◆ What needs to be done ◆
All records should be reproduced verbatim.

── Input records ──

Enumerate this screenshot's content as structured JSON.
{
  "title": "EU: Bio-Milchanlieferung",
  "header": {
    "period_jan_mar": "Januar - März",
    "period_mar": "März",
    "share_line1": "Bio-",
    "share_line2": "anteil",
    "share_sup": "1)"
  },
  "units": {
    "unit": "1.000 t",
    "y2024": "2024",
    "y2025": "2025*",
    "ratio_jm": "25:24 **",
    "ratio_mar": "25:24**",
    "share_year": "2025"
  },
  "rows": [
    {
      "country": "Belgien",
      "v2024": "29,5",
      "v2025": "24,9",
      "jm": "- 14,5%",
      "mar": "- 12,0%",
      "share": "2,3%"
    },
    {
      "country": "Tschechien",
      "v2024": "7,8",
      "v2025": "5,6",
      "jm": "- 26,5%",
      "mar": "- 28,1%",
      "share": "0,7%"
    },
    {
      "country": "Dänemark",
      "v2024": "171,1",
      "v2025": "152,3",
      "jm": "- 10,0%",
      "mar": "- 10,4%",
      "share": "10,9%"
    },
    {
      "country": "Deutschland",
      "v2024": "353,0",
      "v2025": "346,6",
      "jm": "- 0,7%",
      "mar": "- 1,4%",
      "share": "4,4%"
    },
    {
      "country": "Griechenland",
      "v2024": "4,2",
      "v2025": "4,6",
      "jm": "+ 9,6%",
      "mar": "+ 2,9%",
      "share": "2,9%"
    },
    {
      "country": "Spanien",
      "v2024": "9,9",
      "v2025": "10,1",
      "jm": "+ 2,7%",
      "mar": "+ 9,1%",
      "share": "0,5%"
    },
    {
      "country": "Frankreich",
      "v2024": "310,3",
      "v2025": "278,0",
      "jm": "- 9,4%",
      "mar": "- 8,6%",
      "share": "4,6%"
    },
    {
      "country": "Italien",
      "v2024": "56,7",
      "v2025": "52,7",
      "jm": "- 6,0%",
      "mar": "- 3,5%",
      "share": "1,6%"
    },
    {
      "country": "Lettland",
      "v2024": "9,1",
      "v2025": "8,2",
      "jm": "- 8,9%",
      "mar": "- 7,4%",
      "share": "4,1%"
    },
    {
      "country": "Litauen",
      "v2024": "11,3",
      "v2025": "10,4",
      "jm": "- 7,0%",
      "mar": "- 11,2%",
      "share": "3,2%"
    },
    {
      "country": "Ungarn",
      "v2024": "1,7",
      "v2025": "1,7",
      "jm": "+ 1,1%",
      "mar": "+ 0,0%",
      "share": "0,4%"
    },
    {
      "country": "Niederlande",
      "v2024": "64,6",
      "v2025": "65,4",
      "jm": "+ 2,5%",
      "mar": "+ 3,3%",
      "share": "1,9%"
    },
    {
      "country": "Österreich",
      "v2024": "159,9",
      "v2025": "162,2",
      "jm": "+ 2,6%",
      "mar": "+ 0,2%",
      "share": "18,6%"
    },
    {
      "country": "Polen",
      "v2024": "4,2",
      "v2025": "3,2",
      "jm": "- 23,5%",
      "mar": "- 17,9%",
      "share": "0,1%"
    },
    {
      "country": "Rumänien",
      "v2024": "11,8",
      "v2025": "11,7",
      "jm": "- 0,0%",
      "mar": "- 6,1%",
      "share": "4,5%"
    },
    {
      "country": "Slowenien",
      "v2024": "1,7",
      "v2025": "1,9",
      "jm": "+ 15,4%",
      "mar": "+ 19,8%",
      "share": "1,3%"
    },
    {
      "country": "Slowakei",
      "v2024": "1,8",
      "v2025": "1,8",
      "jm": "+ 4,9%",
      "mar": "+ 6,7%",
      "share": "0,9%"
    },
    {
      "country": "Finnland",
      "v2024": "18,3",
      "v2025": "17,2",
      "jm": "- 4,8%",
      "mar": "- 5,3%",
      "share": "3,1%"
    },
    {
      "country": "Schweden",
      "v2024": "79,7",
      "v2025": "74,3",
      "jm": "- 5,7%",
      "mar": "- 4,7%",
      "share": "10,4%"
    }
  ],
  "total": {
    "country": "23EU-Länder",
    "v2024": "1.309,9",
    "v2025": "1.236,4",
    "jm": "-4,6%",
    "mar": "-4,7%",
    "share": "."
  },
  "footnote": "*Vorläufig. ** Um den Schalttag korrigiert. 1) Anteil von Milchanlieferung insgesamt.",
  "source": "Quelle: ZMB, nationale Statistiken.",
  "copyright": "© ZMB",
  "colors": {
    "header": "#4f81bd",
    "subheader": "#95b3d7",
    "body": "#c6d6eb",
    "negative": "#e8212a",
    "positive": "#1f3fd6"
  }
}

───

◆ Expected output ◆
Enumerate this screenshot's content as structured JSON.
{
  "title": "EU: Bio-Milchanlieferung",
  "header": {
    "period_jan_mar": "Januar - März",
    "period_mar": "März",
    "share_line1": "Bio-",
    "share_line2": "anteil",
    "share_sup": "1)"
  },
  "units": {
    "unit": "1.000 t",
    "y2024": "2024",
    "y2025": "2025*",
    "ratio_jm": "25:24 **",
    "ratio_mar": "25:24**",
    "share_year": "2025"
  },
  "rows": [
    {
      "country": "Belgien",
      "v2024": "29,5",
      "v2025": "24,9",
      "jm": "- 14,5%",
      "mar": "- 12,0%",
      "share": "2,3%"
    },
    {
      "country": "Tschechien",
      "v2024": "7,8",
      "v2025": "5,6",
      "jm": "- 26,5%",
      "mar": "- 28,1%",
      "share": "0,7%"
    },
    {
      "country": "Dänemark",
      "v2024": "171,1",
      "v2025": "152,3",
      "jm": "- 10,0%",
      "mar": "- 10,4%",
      "share": "10,9%"
    },
    {
      "country": "Deutschland",
      "v2024": "353,0",
      "v2025": "346,6",
      "jm": "- 0,7%",
      "mar": "- 1,4%",
      "share": "4,4%"
    },
    {
      "country": "Griechenland",
      "v2024": "4,2",
      "v2025": "4,6",
      "jm": "+ 9,6%",
      "mar": "+ 2,9%",
      "share": "2,9%"
    },
    {
      "country": "Spanien",
      "v2024": "9,9",
      "v2025": "10,1",
      "jm": "+ 2,7%",
      "mar": "+ 9,1%",
      "share": "0,5%"
    },
    {
      "country": "Frankreich",
      "v2024": "310,3",
      "v2025": "278,0",
      "jm": "- 9,4%",
      "mar": "- 8,6%",
      "share": "4,6%"
    },
    {
      "country": "Italien",
      "v2024": "56,7",
      "v2025": "52,7",
      "jm": "- 6,0%",
      "mar": "- 3,5%",
      "share": "1,6%"
    },
    {
      "country": "Lettland",
      "v2024": "9,1",
      "v2025": "8,2",
      "jm": "- 8,9%",
      "mar": "- 7,4%",
      "share": "4,1%"
    },
    {
      "country": "Litauen",
      "v2024": "11,3",
      "v2025": "10,4",
      "jm": "- 7,0%",
      "mar": "- 11,2%",
      "share": "3,2%"
    },
    {
      "country": "Ungarn",
      "v2024": "1,7",
      "v2025": "1,7",
      "jm": "+ 1,1%",
      "mar": "+ 0,0%",
      "share": "0,4%"
    },
    {
      "country": "Niederlande",
      "v2024": "64,6",
      "v2025": "65,4",
      "jm": "+ 2,5%",
      "mar": "+ 3,3%",
      "share": "1,9%"
    },
    {
      "country": "Österreich",
      "v2024": "159,9",
      "v2025": "162,2",
      "jm": "+ 2,6%",
      "mar": "+ 0,2%",
      "share": "18,6%"
    },
    {
      "country": "Polen",
      "v2024": "4,2",
      "v2025": "3,2",
      "jm": "- 23,5%",
      "mar": "- 17,9%",
      "share": "0,1%"
    },
    {
      "country": "Rumänien",
      "v2024": "11,8",
      "v2025": "11,7",
      "jm": "- 0,0%",
      "mar": "- 6,1%",
      "share": "4,5%"
    },
    {
      "country": "Slowenien",
      "v2024": "1,7",
      "v2025": "1,9",
      "jm": "+ 15,4%",
      "mar": "+ 19,8%",
      "share": "1,3%"
    },
    {
      "country": "Slowakei",
      "v2024": "1,8",
      "v2025": "1,8",
      "jm": "+ 4,9%",
      "mar": "+ 6,7%",
      "share": "0,9%"
    },
    {
      "country": "Finnland",
      "v2024": "18,3",
      "v2025": "17,2",
      "jm": "- 4,8%",
      "mar": "- 5,3%",
      "share": "3,1%"
    },
    {
      "country": "Schweden",
      "v2024": "79,7",
      "v2025": "74,3",
      "jm": "- 5,7%",
      "mar": "- 4,7%",
      "share": "10,4%"
    }
  ],
  "total": {
    "country": "23EU-Länder",
    "v2024": "1.309,9",
    "v2025": "1.236,4",
    "jm": "-4,6%",
    "mar": "-4,7%",
    "share": "."
  },
  "footnote": "*Vorläufig. ** Um den Schalttag korrigiert. 1) Anteil von Milchanlieferung insgesamt.",
  "source": "Quelle: ZMB, nationale Statistiken.",
  "copyright": "© ZMB",
  "colors": {
    "header": "#4f81bd",
    "subheader": "#95b3d7",
    "body": "#c6d6eb",
    "negative": "#e8212a",
    "positive": "#1f3fd6"
  }
}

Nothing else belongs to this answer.